## Goal
Extract the complete listing and output it unchanged.

## Raw records
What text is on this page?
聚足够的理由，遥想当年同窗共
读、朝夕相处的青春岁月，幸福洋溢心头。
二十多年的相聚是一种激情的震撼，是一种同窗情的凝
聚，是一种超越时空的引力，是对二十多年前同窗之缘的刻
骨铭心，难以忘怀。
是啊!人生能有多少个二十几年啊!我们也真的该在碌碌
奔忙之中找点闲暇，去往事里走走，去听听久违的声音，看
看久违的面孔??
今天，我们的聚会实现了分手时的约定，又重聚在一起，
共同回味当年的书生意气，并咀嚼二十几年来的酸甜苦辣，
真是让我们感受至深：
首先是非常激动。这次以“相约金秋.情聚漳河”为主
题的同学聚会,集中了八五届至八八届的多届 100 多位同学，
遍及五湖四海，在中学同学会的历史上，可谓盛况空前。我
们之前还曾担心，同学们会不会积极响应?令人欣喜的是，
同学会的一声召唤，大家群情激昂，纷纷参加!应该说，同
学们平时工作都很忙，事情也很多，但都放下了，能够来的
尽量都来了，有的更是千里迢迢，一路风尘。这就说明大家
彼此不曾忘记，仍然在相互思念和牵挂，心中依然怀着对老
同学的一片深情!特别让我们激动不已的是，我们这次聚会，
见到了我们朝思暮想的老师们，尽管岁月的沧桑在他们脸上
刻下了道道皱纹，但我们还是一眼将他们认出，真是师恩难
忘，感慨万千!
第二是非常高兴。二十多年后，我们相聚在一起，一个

## Response for this exercise
What text is on this page?
聚足够的理由，遥想当年同窗共
读、朝夕相处的青春岁月，幸福洋溢心头。
二十多年的相聚是一种激情的震撼，是一种同窗情的凝
聚，是一种超越时空的引力，是对二十多年前同窗之缘的刻
骨铭心，难以忘怀。
是啊!人生能有多少个二十几年啊!我们也真的该在碌碌
奔忙之中找点闲暇，去往事里走走，去听听久违的声音，看
看久违的面孔??
今天，我们的聚会实现了分手时的约定，又重聚在一起，
共同回味当年的书生意气，并咀嚼二十几年来的酸甜苦辣，
真是让我们感受至深：
首先是非常激动。这次以“相约金秋.情聚漳河”为主
题的同学聚会,集中了八五届至八八届的多届 100 多位同学，
遍及五湖四海，在中学同学会的历史上，可谓盛况空前。我
们之前还曾担心，同学们会不会积极响应?令人欣喜的是，
同学会的一声召唤，大家群情激昂，纷纷参加!应该说，同
学们平时工作都很忙，事情也很多，但都放下了，能够来的
尽量都来了，有的更是千里迢迢，一路风尘。这就说明大家
彼此不曾忘记，仍然在相互思念和牵挂，心中依然怀着对老
同学的一片深情!特别让我们激动不已的是，我们这次聚会，
见到了我们朝思暮想的老师们，尽管岁月的沧桑在他们脸上
刻下了道道皱纹，但我们还是一眼将他们认出，真是师恩难
忘，感慨万千!
第二是非常高兴。二十多年后，我们相聚在一起，一个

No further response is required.